--- START Provided information ---

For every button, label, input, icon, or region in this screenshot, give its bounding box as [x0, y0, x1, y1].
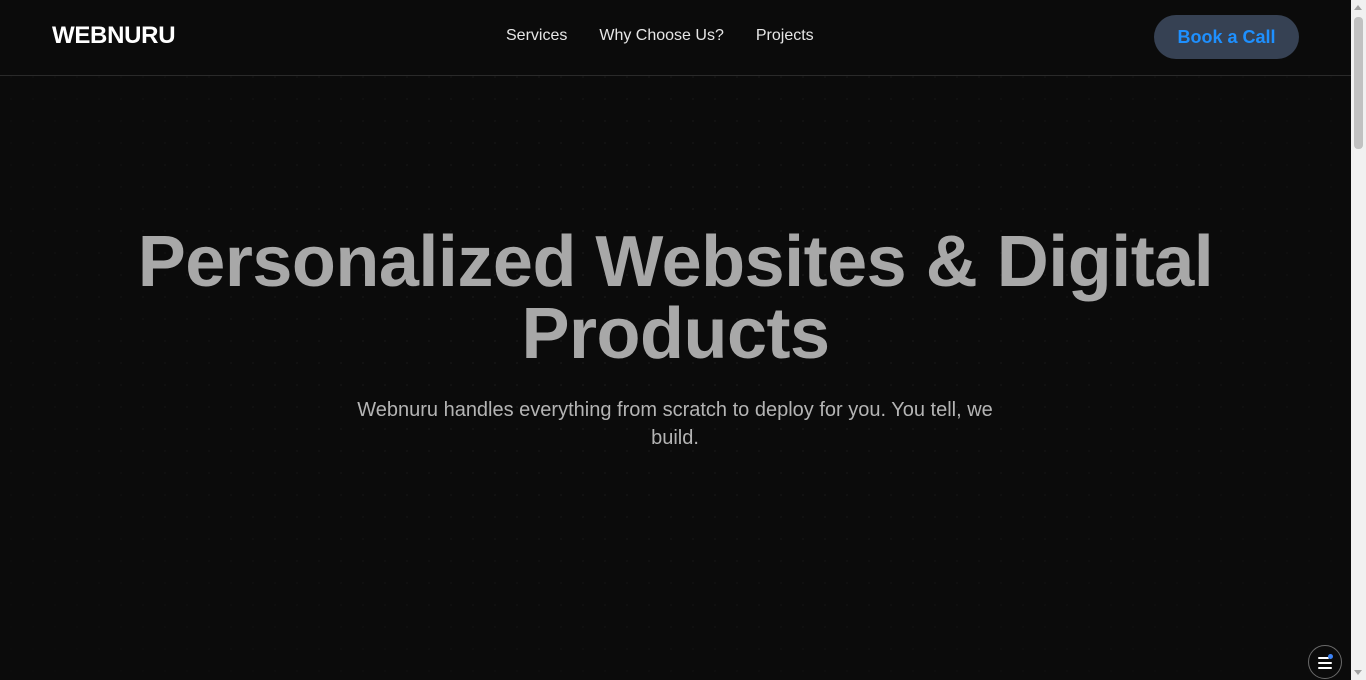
scrollbar-thumb[interactable] — [1354, 17, 1363, 149]
scroll-down-arrow-icon[interactable] — [1354, 670, 1362, 675]
hero-title: Personalized Websites & Digital Products — [0, 226, 1351, 370]
hero-title-line2: Products — [521, 294, 830, 374]
scroll-up-arrow-icon[interactable] — [1354, 5, 1362, 10]
hero-title-line1: Personalized Websites & Digital — [137, 222, 1214, 302]
floating-menu-button[interactable] — [1308, 645, 1342, 679]
main-nav: Services Why Choose Us? Projects — [506, 27, 814, 45]
nav-projects[interactable]: Projects — [756, 27, 814, 45]
hero-subtitle: Webnuru handles everything from scratch … — [357, 399, 993, 449]
vertical-scrollbar[interactable] — [1351, 0, 1366, 680]
site-header: WEBNURU Services Why Choose Us? Projects… — [0, 0, 1351, 76]
logo[interactable]: WEBNURU — [52, 22, 176, 50]
notification-dot-icon — [1328, 654, 1333, 659]
page: WEBNURU Services Why Choose Us? Projects… — [0, 0, 1351, 680]
nav-services[interactable]: Services — [506, 27, 567, 45]
nav-why-choose-us[interactable]: Why Choose Us? — [599, 27, 724, 45]
book-a-call-button[interactable]: Book a Call — [1154, 15, 1299, 59]
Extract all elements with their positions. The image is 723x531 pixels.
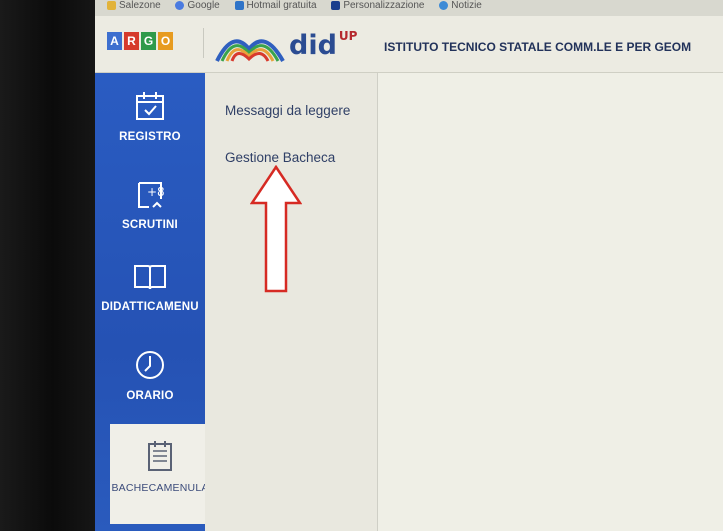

--- END Provided information ---

→ **What you are asked to do**
Reproduce every row above word for word, leaving out the pictures.

→ **Answer to this task**
For every button, label, input, icon, or region in this screenshot, give its bounding box as [x0, y0, x1, y1].
scrollbar-thumb[interactable] — [1354, 17, 1363, 149]
scroll-down-arrow-icon[interactable] — [1354, 670, 1362, 675]
hero-title: Personalized Websites & Digital Products — [0, 226, 1351, 370]
hero-title-line2: Products — [521, 294, 830, 374]
scroll-up-arrow-icon[interactable] — [1354, 5, 1362, 10]
hero-title-line1: Personalized Websites & Digital — [137, 222, 1214, 302]
floating-menu-button[interactable] — [1308, 645, 1342, 679]
main-nav: Services Why Choose Us? Projects — [506, 27, 814, 45]
nav-projects[interactable]: Projects — [756, 27, 814, 45]
hero-subtitle: Webnuru handles everything from scratch … — [357, 399, 993, 449]
vertical-scrollbar[interactable] — [1351, 0, 1366, 680]
site-header: WEBNURU Services Why Choose Us? Projects… — [0, 0, 1351, 76]
logo[interactable]: WEBNURU — [52, 22, 176, 50]
notification-dot-icon — [1328, 654, 1333, 659]
page: WEBNURU Services Why Choose Us? Projects… — [0, 0, 1351, 680]
nav-services[interactable]: Services — [506, 27, 567, 45]
nav-why-choose-us[interactable]: Why Choose Us? — [599, 27, 724, 45]
book-a-call-button[interactable]: Book a Call — [1154, 15, 1299, 59]
Extract all elements with their positions. The image is 723x531 pixels.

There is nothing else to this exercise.